▶ [What to produce] Give only the number of lines in the records below that contain the word "vehicles".

________________________________________

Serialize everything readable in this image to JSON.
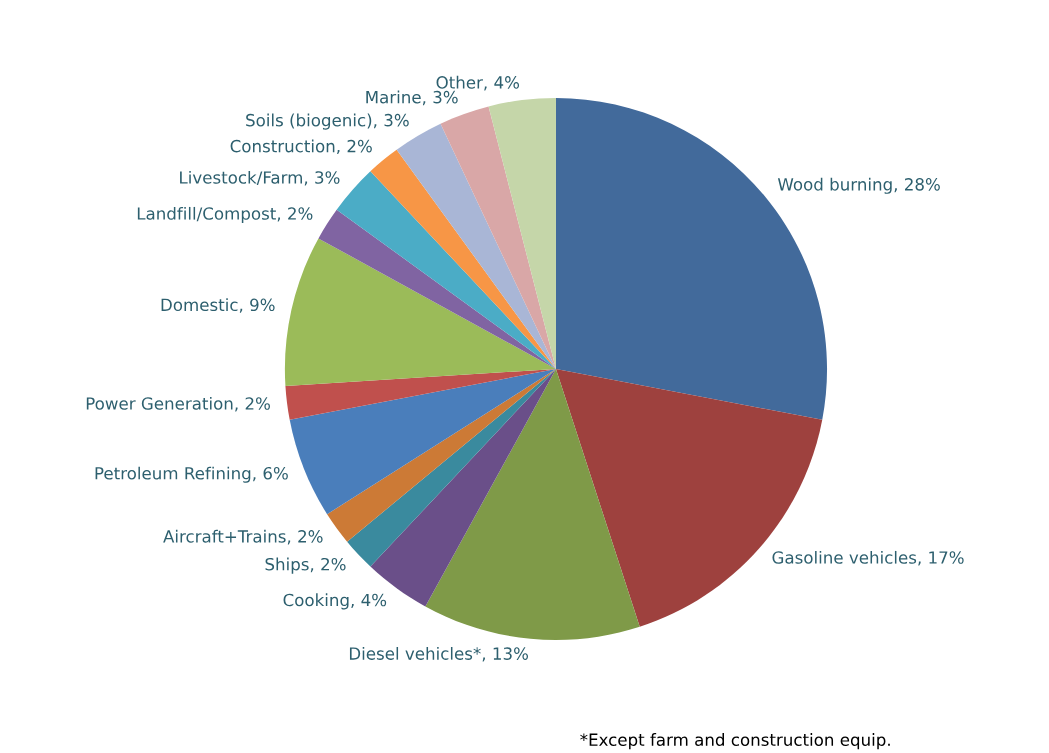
{
  "chart_data": {
    "type": "pie",
    "categories": [
      "Wood burning",
      "Gasoline vehicles",
      "Diesel vehicles*",
      "Cooking",
      "Ships",
      "Aircraft+Trains",
      "Petroleum Refining",
      "Power Generation",
      "Domestic",
      "Landfill/Compost",
      "Livestock/Farm",
      "Construction",
      "Soils (biogenic)",
      "Marine",
      "Other"
    ],
    "values": [
      28,
      17,
      13,
      4,
      2,
      2,
      6,
      2,
      9,
      2,
      3,
      2,
      3,
      3,
      4
    ],
    "value_labels": [
      "28%",
      "17%",
      "13%",
      "4%",
      "2%",
      "2%",
      "6%",
      "2%",
      "9%",
      "2%",
      "3%",
      "2%",
      "3%",
      "3%",
      "4%"
    ],
    "colors": [
      "#426a9b",
      "#9e413e",
      "#7f9a48",
      "#6a4f89",
      "#3a8a9e",
      "#cc7a36",
      "#4a7ebb",
      "#c0504d",
      "#9bbb59",
      "#8064a2",
      "#4bacc6",
      "#f79646",
      "#a9b6d6",
      "#d9a7a7",
      "#c5d6a9"
    ],
    "annotations": [
      "*Except farm and construction equip."
    ]
  }
}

________________________________________

▶ [Exercise response] 2